■ Required task
Output exactly the lines that run from the line with "Convert this document image to plain text." to the end of the material, both ends included, and no other lines.

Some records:
------

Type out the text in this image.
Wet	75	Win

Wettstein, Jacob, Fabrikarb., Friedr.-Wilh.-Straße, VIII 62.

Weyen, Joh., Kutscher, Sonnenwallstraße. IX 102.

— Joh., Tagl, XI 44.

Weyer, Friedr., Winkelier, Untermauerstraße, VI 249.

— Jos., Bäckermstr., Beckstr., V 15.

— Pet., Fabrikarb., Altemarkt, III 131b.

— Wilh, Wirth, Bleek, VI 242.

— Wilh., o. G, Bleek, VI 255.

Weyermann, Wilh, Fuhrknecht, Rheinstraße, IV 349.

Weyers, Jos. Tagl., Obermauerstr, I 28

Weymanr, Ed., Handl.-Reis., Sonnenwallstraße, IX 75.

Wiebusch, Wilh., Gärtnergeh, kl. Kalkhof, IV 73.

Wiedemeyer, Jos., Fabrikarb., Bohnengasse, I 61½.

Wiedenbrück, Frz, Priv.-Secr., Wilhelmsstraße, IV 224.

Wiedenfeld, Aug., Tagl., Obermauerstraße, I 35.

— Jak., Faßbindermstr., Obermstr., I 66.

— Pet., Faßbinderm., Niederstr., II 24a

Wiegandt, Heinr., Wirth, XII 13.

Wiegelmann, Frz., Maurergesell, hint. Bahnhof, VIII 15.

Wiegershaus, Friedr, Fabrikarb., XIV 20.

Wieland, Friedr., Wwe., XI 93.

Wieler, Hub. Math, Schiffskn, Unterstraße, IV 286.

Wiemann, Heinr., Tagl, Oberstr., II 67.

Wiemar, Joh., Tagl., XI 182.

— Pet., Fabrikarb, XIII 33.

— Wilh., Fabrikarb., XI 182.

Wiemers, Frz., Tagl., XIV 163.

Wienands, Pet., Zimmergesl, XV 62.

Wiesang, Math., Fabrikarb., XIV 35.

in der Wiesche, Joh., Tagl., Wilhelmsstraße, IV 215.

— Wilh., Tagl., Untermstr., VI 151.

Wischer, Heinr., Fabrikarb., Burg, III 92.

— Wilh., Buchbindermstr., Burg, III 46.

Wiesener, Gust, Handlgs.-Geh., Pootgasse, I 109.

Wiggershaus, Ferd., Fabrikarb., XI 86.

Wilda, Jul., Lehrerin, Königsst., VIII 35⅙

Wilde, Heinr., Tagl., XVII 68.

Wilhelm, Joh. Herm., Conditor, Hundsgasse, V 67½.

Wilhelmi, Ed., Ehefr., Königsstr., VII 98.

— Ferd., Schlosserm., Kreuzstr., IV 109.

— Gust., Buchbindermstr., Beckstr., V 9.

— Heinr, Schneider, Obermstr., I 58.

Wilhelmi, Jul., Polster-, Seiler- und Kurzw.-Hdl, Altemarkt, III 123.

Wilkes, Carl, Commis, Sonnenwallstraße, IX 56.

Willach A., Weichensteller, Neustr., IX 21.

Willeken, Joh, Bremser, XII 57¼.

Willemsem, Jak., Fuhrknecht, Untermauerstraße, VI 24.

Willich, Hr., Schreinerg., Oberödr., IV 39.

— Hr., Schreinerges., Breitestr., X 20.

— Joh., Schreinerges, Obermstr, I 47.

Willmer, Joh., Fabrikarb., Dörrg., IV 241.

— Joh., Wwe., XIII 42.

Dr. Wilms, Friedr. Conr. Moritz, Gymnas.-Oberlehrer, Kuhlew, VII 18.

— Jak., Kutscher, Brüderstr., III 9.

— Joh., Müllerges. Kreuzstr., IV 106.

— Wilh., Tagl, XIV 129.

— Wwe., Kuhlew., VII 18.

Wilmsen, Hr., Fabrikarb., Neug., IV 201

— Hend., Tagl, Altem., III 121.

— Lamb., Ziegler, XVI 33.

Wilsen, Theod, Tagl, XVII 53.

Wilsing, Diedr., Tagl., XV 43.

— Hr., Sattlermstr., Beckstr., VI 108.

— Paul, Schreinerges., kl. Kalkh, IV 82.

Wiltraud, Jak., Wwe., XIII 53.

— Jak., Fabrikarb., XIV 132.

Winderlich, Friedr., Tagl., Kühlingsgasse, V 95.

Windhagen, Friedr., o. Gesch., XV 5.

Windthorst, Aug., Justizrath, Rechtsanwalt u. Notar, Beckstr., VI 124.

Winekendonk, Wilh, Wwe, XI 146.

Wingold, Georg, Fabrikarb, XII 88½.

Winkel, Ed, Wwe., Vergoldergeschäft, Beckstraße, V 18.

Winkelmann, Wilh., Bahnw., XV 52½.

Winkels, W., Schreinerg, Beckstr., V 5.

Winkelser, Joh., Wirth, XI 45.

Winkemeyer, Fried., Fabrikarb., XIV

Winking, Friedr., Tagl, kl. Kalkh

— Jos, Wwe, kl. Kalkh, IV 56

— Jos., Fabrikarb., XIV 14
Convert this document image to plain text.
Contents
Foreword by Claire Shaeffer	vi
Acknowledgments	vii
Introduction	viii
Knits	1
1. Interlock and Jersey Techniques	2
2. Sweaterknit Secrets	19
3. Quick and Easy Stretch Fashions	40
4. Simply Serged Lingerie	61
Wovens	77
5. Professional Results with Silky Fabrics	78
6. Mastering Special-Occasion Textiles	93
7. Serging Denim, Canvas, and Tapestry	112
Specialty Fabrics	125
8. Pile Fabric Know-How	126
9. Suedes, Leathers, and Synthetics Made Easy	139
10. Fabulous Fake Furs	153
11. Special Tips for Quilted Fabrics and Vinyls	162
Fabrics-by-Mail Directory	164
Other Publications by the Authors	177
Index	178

------

■ The response
Convert this document image to plain text.
Contents
Foreword by Claire Shaeffer	vi
Acknowledgments	vii
Introduction	viii
Knits	1
1. Interlock and Jersey Techniques	2
2. Sweaterknit Secrets	19
3. Quick and Easy Stretch Fashions	40
4. Simply Serged Lingerie	61
Wovens	77
5. Professional Results with Silky Fabrics	78
6. Mastering Special-Occasion Textiles	93
7. Serging Denim, Canvas, and Tapestry	112
Specialty Fabrics	125
8. Pile Fabric Know-How	126
9. Suedes, Leathers, and Synthetics Made Easy	139
10. Fabulous Fake Furs	153
11. Special Tips for Quilted Fabrics and Vinyls	162
Fabrics-by-Mail Directory	164
Other Publications by the Authors	177
Index	178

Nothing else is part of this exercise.